> **Given task**
Write out all the material exactly. Leave nothing out.
-=-=-=-=-
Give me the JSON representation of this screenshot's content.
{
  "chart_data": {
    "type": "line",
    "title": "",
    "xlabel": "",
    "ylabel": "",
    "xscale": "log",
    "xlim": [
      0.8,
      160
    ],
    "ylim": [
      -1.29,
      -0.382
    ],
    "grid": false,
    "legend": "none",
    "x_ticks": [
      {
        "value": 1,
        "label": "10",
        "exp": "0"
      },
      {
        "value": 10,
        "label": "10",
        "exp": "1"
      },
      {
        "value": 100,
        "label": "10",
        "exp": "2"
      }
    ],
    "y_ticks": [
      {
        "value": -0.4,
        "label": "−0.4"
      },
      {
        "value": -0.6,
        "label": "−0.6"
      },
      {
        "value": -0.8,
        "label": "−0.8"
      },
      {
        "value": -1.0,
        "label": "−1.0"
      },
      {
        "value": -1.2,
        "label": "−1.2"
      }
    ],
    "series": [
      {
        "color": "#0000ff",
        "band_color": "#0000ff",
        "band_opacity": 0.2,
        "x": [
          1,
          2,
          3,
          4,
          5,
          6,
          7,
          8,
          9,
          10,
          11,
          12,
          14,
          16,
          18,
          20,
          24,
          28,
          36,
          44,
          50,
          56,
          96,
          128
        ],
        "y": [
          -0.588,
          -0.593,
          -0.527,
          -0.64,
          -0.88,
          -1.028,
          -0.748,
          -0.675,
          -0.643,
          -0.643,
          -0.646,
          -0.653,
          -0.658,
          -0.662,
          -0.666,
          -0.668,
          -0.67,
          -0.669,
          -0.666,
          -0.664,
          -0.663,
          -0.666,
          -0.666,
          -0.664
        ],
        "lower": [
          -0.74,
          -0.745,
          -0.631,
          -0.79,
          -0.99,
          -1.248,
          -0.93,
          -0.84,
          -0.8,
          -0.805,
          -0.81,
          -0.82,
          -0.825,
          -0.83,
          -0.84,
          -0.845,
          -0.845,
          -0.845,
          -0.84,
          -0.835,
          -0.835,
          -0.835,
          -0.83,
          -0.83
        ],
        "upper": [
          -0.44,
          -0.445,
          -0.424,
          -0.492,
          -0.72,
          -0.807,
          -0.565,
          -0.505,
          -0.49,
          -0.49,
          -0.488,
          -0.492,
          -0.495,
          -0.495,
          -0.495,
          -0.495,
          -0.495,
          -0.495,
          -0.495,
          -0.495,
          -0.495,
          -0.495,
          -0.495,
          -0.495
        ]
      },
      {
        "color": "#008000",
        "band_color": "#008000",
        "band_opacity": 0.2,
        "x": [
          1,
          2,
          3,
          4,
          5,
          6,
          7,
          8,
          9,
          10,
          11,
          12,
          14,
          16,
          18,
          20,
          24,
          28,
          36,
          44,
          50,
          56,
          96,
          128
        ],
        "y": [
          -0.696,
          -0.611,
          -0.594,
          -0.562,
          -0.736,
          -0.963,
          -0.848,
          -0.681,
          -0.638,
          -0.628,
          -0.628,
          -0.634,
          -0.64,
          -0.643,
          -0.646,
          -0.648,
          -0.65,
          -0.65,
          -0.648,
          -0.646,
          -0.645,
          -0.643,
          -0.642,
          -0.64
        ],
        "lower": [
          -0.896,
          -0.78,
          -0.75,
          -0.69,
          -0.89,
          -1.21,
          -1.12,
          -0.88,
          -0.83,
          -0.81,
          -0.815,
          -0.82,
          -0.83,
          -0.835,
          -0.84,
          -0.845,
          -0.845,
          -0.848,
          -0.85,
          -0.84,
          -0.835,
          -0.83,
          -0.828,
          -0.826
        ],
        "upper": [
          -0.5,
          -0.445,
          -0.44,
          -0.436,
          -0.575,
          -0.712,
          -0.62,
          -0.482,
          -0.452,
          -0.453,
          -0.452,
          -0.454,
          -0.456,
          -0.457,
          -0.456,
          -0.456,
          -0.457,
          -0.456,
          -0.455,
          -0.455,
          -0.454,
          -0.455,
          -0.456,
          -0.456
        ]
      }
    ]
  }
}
-=-=-=-=-
> **Response below**
Give me the JSON representation of this screenshot's content.
{
  "chart_data": {
    "type": "line",
    "title": "",
    "xlabel": "",
    "ylabel": "",
    "xscale": "log",
    "xlim": [
      0.8,
      160
    ],
    "ylim": [
      -1.29,
      -0.382
    ],
    "grid": false,
    "legend": "none",
    "x_ticks": [
      {
        "value": 1,
        "label": "10",
        "exp": "0"
      },
      {
        "value": 10,
        "label": "10",
        "exp": "1"
      },
      {
        "value": 100,
        "label": "10",
        "exp": "2"
      }
    ],
    "y_ticks": [
      {
        "value": -0.4,
        "label": "−0.4"
      },
      {
        "value": -0.6,
        "label": "−0.6"
      },
      {
        "value": -0.8,
        "label": "−0.8"
      },
      {
        "value": -1.0,
        "label": "−1.0"
      },
      {
        "value": -1.2,
        "label": "−1.2"
      }
    ],
    "series": [
      {
        "color": "#0000ff",
        "band_color": "#0000ff",
        "band_opacity": 0.2,
        "x": [
          1,
          2,
          3,
          4,
          5,
          6,
          7,
          8,
          9,
          10,
          11,
          12,
          14,
          16,
          18,
          20,
          24,
          28,
          36,
          44,
          50,
          56,
          96,
          128
        ],
        "y": [
          -0.588,
          -0.593,
          -0.527,
          -0.64,
          -0.88,
          -1.028,
          -0.748,
          -0.675,
          -0.643,
          -0.643,
          -0.646,
          -0.653,
          -0.658,
          -0.662,
          -0.666,
          -0.668,
          -0.67,
          -0.669,
          -0.666,
          -0.664,
          -0.663,
          -0.666,
          -0.666,
          -0.664
        ],
        "lower": [
          -0.74,
          -0.745,
          -0.631,
          -0.79,
          -0.99,
          -1.248,
          -0.93,
          -0.84,
          -0.8,
          -0.805,
          -0.81,
          -0.82,
          -0.825,
          -0.83,
          -0.84,
          -0.845,
          -0.845,
          -0.845,
          -0.84,
          -0.835,
          -0.835,
          -0.835,
          -0.83,
          -0.83
        ],
        "upper": [
          -0.44,
          -0.445,
          -0.424,
          -0.492,
          -0.72,
          -0.807,
          -0.565,
          -0.505,
          -0.49,
          -0.49,
          -0.488,
          -0.492,
          -0.495,
          -0.495,
          -0.495,
          -0.495,
          -0.495,
          -0.495,
          -0.495,
          -0.495,
          -0.495,
          -0.495,
          -0.495,
          -0.495
        ]
      },
      {
        "color": "#008000",
        "band_color": "#008000",
        "band_opacity": 0.2,
        "x": [
          1,
          2,
          3,
          4,
          5,
          6,
          7,
          8,
          9,
          10,
          11,
          12,
          14,
          16,
          18,
          20,
          24,
          28,
          36,
          44,
          50,
          56,
          96,
          128
        ],
        "y": [
          -0.696,
          -0.611,
          -0.594,
          -0.562,
          -0.736,
          -0.963,
          -0.848,
          -0.681,
          -0.638,
          -0.628,
          -0.628,
          -0.634,
          -0.64,
          -0.643,
          -0.646,
          -0.648,
          -0.65,
          -0.65,
          -0.648,
          -0.646,
          -0.645,
          -0.643,
          -0.642,
          -0.64
        ],
        "lower": [
          -0.896,
          -0.78,
          -0.75,
          -0.69,
          -0.89,
          -1.21,
          -1.12,
          -0.88,
          -0.83,
          -0.81,
          -0.815,
          -0.82,
          -0.83,
          -0.835,
          -0.84,
          -0.845,
          -0.845,
          -0.848,
          -0.85,
          -0.84,
          -0.835,
          -0.83,
          -0.828,
          -0.826
        ],
        "upper": [
          -0.5,
          -0.445,
          -0.44,
          -0.436,
          -0.575,
          -0.712,
          -0.62,
          -0.482,
          -0.452,
          -0.453,
          -0.452,
          -0.454,
          -0.456,
          -0.457,
          -0.456,
          -0.456,
          -0.457,
          -0.456,
          -0.455,
          -0.455,
          -0.454,
          -0.455,
          -0.456,
          -0.456
        ]
      }
    ]
  }
}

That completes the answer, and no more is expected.